Aim | Reproduce the records exactly.

Supplied data |
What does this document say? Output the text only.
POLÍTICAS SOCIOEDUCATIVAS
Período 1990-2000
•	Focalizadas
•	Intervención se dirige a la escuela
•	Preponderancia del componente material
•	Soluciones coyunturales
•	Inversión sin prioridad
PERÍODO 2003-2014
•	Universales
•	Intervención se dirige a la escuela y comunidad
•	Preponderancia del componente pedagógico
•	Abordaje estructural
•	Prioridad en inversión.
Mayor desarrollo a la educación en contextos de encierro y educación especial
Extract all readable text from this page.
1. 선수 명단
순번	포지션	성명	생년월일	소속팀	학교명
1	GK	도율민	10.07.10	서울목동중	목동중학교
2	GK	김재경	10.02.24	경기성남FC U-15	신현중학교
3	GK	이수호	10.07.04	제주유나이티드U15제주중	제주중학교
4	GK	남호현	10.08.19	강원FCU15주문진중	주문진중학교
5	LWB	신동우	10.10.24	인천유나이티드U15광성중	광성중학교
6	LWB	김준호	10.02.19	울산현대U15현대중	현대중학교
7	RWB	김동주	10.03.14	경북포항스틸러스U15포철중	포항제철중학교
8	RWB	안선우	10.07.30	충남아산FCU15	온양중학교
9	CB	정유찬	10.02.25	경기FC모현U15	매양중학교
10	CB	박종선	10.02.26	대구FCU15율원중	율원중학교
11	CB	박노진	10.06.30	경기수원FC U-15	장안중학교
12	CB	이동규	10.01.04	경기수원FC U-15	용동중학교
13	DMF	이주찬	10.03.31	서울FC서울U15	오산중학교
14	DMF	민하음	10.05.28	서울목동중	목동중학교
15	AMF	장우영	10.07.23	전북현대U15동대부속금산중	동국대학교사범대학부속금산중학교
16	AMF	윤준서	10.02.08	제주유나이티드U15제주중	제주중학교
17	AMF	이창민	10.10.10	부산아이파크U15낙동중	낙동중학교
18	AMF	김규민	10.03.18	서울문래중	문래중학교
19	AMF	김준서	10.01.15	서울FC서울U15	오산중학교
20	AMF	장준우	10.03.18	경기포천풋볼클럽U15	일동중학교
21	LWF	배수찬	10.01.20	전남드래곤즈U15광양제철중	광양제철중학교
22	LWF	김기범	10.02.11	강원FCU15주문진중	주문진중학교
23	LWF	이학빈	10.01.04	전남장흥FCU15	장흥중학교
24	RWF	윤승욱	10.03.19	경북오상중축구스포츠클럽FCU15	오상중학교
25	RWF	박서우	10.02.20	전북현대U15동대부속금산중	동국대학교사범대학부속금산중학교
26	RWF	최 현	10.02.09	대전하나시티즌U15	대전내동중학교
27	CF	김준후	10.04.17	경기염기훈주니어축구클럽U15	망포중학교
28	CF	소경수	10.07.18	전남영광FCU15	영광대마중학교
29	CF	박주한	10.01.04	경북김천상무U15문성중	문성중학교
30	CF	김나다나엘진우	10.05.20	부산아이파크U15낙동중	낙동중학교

Correct response |
What does this document say? Output the text only.
POLÍTICAS SOCIOEDUCATIVAS
Período 1990-2000
•	Focalizadas
•	Intervención se dirige a la escuela
•	Preponderancia del componente material
•	Soluciones coyunturales
•	Inversión sin prioridad
PERÍODO 2003-2014
•	Universales
•	Intervención se dirige a la escuela y comunidad
•	Preponderancia del componente pedagógico
•	Abordaje estructural
•	Prioridad en inversión.
Mayor desarrollo a la educación en contextos de encierro y educación especial
Extract all readable text from this page.
1. 선수 명단
순번	포지션	성명	생년월일	소속팀	학교명
1	GK	도율민	10.07.10	서울목동중	목동중학교
2	GK	김재경	10.02.24	경기성남FC U-15	신현중학교
3	GK	이수호	10.07.04	제주유나이티드U15제주중	제주중학교
4	GK	남호현	10.08.19	강원FCU15주문진중	주문진중학교
5	LWB	신동우	10.10.24	인천유나이티드U15광성중	광성중학교
6	LWB	김준호	10.02.19	울산현대U15현대중	현대중학교
7	RWB	김동주	10.03.14	경북포항스틸러스U15포철중	포항제철중학교
8	RWB	안선우	10.07.30	충남아산FCU15	온양중학교
9	CB	정유찬	10.02.25	경기FC모현U15	매양중학교
10	CB	박종선	10.02.26	대구FCU15율원중	율원중학교
11	CB	박노진	10.06.30	경기수원FC U-15	장안중학교
12	CB	이동규	10.01.04	경기수원FC U-15	용동중학교
13	DMF	이주찬	10.03.31	서울FC서울U15	오산중학교
14	DMF	민하음	10.05.28	서울목동중	목동중학교
15	AMF	장우영	10.07.23	전북현대U15동대부속금산중	동국대학교사범대학부속금산중학교
16	AMF	윤준서	10.02.08	제주유나이티드U15제주중	제주중학교
17	AMF	이창민	10.10.10	부산아이파크U15낙동중	낙동중학교
18	AMF	김규민	10.03.18	서울문래중	문래중학교
19	AMF	김준서	10.01.15	서울FC서울U15	오산중학교
20	AMF	장준우	10.03.18	경기포천풋볼클럽U15	일동중학교
21	LWF	배수찬	10.01.20	전남드래곤즈U15광양제철중	광양제철중학교
22	LWF	김기범	10.02.11	강원FCU15주문진중	주문진중학교
23	LWF	이학빈	10.01.04	전남장흥FCU15	장흥중학교
24	RWF	윤승욱	10.03.19	경북오상중축구스포츠클럽FCU15	오상중학교
25	RWF	박서우	10.02.20	전북현대U15동대부속금산중	동국대학교사범대학부속금산중학교
26	RWF	최 현	10.02.09	대전하나시티즌U15	대전내동중학교
27	CF	김준후	10.04.17	경기염기훈주니어축구클럽U15	망포중학교
28	CF	소경수	10.07.18	전남영광FCU15	영광대마중학교
29	CF	박주한	10.01.04	경북김천상무U15문성중	문성중학교
30	CF	김나다나엘진우	10.05.20	부산아이파크U15낙동중	낙동중학교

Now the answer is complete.